Extracted records
>> begin

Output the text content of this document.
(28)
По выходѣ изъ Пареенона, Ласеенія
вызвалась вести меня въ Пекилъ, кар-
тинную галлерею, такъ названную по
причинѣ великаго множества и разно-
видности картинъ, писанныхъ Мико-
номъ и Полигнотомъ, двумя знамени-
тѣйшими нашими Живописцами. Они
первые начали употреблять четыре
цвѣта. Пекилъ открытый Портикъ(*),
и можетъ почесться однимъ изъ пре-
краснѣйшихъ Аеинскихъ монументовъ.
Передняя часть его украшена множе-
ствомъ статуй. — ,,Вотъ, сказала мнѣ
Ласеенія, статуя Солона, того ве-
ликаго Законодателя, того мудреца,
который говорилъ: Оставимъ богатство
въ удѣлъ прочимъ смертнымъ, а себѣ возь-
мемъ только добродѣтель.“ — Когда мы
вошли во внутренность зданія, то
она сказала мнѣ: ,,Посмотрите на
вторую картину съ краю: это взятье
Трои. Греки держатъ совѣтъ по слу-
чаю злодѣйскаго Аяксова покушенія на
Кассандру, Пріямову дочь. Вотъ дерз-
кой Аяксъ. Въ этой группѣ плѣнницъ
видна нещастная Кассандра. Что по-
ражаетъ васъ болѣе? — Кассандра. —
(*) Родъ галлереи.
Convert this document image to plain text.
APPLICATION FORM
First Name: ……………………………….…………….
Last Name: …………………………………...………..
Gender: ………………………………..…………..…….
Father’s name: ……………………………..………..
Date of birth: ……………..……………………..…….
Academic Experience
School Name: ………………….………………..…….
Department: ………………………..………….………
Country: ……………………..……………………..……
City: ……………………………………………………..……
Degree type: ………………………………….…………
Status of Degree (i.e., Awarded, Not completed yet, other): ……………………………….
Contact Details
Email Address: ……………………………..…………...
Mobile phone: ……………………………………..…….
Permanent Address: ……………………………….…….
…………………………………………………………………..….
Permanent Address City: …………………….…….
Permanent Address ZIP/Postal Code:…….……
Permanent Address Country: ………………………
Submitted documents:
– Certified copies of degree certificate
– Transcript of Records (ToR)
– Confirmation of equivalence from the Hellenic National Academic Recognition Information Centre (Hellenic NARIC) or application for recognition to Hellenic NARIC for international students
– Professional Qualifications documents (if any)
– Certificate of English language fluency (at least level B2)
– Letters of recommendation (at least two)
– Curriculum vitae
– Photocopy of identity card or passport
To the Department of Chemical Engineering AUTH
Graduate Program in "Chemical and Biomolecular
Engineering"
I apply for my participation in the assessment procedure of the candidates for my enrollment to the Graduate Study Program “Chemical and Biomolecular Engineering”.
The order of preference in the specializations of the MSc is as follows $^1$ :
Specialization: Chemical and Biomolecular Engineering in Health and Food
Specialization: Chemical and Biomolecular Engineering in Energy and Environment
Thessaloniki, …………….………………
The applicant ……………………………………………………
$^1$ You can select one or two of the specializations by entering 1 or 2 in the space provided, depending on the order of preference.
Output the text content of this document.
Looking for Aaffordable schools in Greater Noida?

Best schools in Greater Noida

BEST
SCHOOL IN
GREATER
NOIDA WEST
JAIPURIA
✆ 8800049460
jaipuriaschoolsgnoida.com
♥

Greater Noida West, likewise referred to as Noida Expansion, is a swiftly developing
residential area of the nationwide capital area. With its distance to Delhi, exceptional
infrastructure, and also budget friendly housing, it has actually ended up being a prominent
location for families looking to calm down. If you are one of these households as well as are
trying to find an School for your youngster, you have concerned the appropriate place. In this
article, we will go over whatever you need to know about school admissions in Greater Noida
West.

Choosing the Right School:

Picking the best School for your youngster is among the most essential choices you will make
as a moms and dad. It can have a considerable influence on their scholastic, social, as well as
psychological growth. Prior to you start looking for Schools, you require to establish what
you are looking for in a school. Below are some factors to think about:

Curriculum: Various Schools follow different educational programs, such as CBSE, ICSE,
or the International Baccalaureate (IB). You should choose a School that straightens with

>> end

● **To be done**
Output the full listing without altering anything.

● **Solution**
Output the text content of this document.
(28)
По выходѣ изъ Пареенона, Ласеенія
вызвалась вести меня въ Пекилъ, кар-
тинную галлерею, такъ названную по
причинѣ великаго множества и разно-
видности картинъ, писанныхъ Мико-
номъ и Полигнотомъ, двумя знамени-
тѣйшими нашими Живописцами. Они
первые начали употреблять четыре
цвѣта. Пекилъ открытый Портикъ(*),
и можетъ почесться однимъ изъ пре-
краснѣйшихъ Аеинскихъ монументовъ.
Передняя часть его украшена множе-
ствомъ статуй. — ,,Вотъ, сказала мнѣ
Ласеенія, статуя Солона, того ве-
ликаго Законодателя, того мудреца,
который говорилъ: Оставимъ богатство
въ удѣлъ прочимъ смертнымъ, а себѣ возь-
мемъ только добродѣтель.“ — Когда мы
вошли во внутренность зданія, то
она сказала мнѣ: ,,Посмотрите на
вторую картину съ краю: это взятье
Трои. Греки держатъ совѣтъ по слу-
чаю злодѣйскаго Аяксова покушенія на
Кассандру, Пріямову дочь. Вотъ дерз-
кой Аяксъ. Въ этой группѣ плѣнницъ
видна нещастная Кассандра. Что по-
ражаетъ васъ болѣе? — Кассандра. —
(*) Родъ галлереи.
Convert this document image to plain text.
APPLICATION FORM
First Name: ……………………………….…………….
Last Name: …………………………………...………..
Gender: ………………………………..…………..…….
Father’s name: ……………………………..………..
Date of birth: ……………..……………………..…….
Academic Experience
School Name: ………………….………………..…….
Department: ………………………..………….………
Country: ……………………..……………………..……
City: ……………………………………………………..……
Degree type: ………………………………….…………
Status of Degree (i.e., Awarded, Not completed yet, other): ……………………………….
Contact Details
Email Address: ……………………………..…………...
Mobile phone: ……………………………………..…….
Permanent Address: ……………………………….…….
…………………………………………………………………..….
Permanent Address City: …………………….…….
Permanent Address ZIP/Postal Code:…….……
Permanent Address Country: ………………………
Submitted documents:
– Certified copies of degree certificate
– Transcript of Records (ToR)
– Confirmation of equivalence from the Hellenic National Academic Recognition Information Centre (Hellenic NARIC) or application for recognition to Hellenic NARIC for international students
– Professional Qualifications documents (if any)
– Certificate of English language fluency (at least level B2)
– Letters of recommendation (at least two)
– Curriculum vitae
– Photocopy of identity card or passport
To the Department of Chemical Engineering AUTH
Graduate Program in "Chemical and Biomolecular
Engineering"
I apply for my participation in the assessment procedure of the candidates for my enrollment to the Graduate Study Program “Chemical and Biomolecular Engineering”.
The order of preference in the specializations of the MSc is as follows $^1$ :
Specialization: Chemical and Biomolecular Engineering in Health and Food
Specialization: Chemical and Biomolecular Engineering in Energy and Environment
Thessaloniki, …………….………………
The applicant ……………………………………………………
$^1$ You can select one or two of the specializations by entering 1 or 2 in the space provided, depending on the order of preference.
Output the text content of this document.
Looking for Aaffordable schools in Greater Noida?

Best schools in Greater Noida

BEST
SCHOOL IN
GREATER
NOIDA WEST
JAIPURIA
✆ 8800049460
jaipuriaschoolsgnoida.com
♥

Greater Noida West, likewise referred to as Noida Expansion, is a swiftly developing
residential area of the nationwide capital area. With its distance to Delhi, exceptional
infrastructure, and also budget friendly housing, it has actually ended up being a prominent
location for families looking to calm down. If you are one of these households as well as are
trying to find an School for your youngster, you have concerned the appropriate place. In this
article, we will go over whatever you need to know about school admissions in Greater Noida
West.

Choosing the Right School:

Picking the best School for your youngster is among the most essential choices you will make
as a moms and dad. It can have a considerable influence on their scholastic, social, as well as
psychological growth. Prior to you start looking for Schools, you require to establish what
you are looking for in a school. Below are some factors to think about:

Curriculum: Various Schools follow different educational programs, such as CBSE, ICSE,
or the International Baccalaureate (IB). You should choose a School that straightens with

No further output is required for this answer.